All of the records listed below should be retyped exactly.

━━━━━ Records provided

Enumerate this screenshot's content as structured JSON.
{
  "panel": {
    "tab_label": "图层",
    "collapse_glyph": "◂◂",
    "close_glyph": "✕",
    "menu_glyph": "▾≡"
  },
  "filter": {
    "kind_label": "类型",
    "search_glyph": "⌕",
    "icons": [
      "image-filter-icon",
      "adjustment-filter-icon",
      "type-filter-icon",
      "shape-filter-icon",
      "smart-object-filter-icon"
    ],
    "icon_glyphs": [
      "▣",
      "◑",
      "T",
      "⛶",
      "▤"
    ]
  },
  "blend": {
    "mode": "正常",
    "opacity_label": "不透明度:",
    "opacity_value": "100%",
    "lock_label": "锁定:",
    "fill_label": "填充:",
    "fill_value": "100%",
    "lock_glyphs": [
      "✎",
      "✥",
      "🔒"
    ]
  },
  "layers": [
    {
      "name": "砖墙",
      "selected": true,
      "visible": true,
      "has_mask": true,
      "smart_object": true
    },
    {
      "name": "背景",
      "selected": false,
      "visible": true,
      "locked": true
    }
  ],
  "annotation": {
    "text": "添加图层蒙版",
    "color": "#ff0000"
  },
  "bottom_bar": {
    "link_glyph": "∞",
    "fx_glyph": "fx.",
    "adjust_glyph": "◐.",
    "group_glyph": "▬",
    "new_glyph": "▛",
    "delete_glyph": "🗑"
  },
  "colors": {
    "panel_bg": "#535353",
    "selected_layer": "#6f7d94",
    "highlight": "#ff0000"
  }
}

━━━━━━━━━━

- [Written answer]:
Enumerate this screenshot's content as structured JSON.
{
  "panel": {
    "tab_label": "图层",
    "collapse_glyph": "◂◂",
    "close_glyph": "✕",
    "menu_glyph": "▾≡"
  },
  "filter": {
    "kind_label": "类型",
    "search_glyph": "⌕",
    "icons": [
      "image-filter-icon",
      "adjustment-filter-icon",
      "type-filter-icon",
      "shape-filter-icon",
      "smart-object-filter-icon"
    ],
    "icon_glyphs": [
      "▣",
      "◑",
      "T",
      "⛶",
      "▤"
    ]
  },
  "blend": {
    "mode": "正常",
    "opacity_label": "不透明度:",
    "opacity_value": "100%",
    "lock_label": "锁定:",
    "fill_label": "填充:",
    "fill_value": "100%",
    "lock_glyphs": [
      "✎",
      "✥",
      "🔒"
    ]
  },
  "layers": [
    {
      "name": "砖墙",
      "selected": true,
      "visible": true,
      "has_mask": true,
      "smart_object": true
    },
    {
      "name": "背景",
      "selected": false,
      "visible": true,
      "locked": true
    }
  ],
  "annotation": {
    "text": "添加图层蒙版",
    "color": "#ff0000"
  },
  "bottom_bar": {
    "link_glyph": "∞",
    "fx_glyph": "fx.",
    "adjust_glyph": "◐.",
    "group_glyph": "▬",
    "new_glyph": "▛",
    "delete_glyph": "🗑"
  },
  "colors": {
    "panel_bg": "#535353",
    "selected_layer": "#6f7d94",
    "highlight": "#ff0000"
  }
}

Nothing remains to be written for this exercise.